**Exercise goal**
Reproduce the entire listing word for word.
**********
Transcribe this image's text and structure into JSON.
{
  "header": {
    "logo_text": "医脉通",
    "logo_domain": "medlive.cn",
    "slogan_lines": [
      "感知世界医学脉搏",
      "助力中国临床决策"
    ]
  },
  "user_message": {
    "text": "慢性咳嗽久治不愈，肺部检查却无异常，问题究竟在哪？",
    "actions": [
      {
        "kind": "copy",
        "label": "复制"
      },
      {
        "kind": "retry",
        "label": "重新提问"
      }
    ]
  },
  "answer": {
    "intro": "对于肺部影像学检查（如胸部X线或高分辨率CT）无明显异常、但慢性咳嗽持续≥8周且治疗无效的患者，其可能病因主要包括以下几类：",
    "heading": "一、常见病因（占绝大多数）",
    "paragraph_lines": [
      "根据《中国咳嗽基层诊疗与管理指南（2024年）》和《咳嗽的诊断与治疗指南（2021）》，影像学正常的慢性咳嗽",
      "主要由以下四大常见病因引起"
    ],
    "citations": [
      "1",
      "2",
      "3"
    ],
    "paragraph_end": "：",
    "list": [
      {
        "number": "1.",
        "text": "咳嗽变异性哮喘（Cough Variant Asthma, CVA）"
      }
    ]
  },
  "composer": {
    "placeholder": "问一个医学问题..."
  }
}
**********
**Result of this task**
Transcribe this image's text and structure into JSON.
{
  "header": {
    "logo_text": "医脉通",
    "logo_domain": "medlive.cn",
    "slogan_lines": [
      "感知世界医学脉搏",
      "助力中国临床决策"
    ]
  },
  "user_message": {
    "text": "慢性咳嗽久治不愈，肺部检查却无异常，问题究竟在哪？",
    "actions": [
      {
        "kind": "copy",
        "label": "复制"
      },
      {
        "kind": "retry",
        "label": "重新提问"
      }
    ]
  },
  "answer": {
    "intro": "对于肺部影像学检查（如胸部X线或高分辨率CT）无明显异常、但慢性咳嗽持续≥8周且治疗无效的患者，其可能病因主要包括以下几类：",
    "heading": "一、常见病因（占绝大多数）",
    "paragraph_lines": [
      "根据《中国咳嗽基层诊疗与管理指南（2024年）》和《咳嗽的诊断与治疗指南（2021）》，影像学正常的慢性咳嗽",
      "主要由以下四大常见病因引起"
    ],
    "citations": [
      "1",
      "2",
      "3"
    ],
    "paragraph_end": "：",
    "list": [
      {
        "number": "1.",
        "text": "咳嗽变异性哮喘（Cough Variant Asthma, CVA）"
      }
    ]
  },
  "composer": {
    "placeholder": "问一个医学问题..."
  }
}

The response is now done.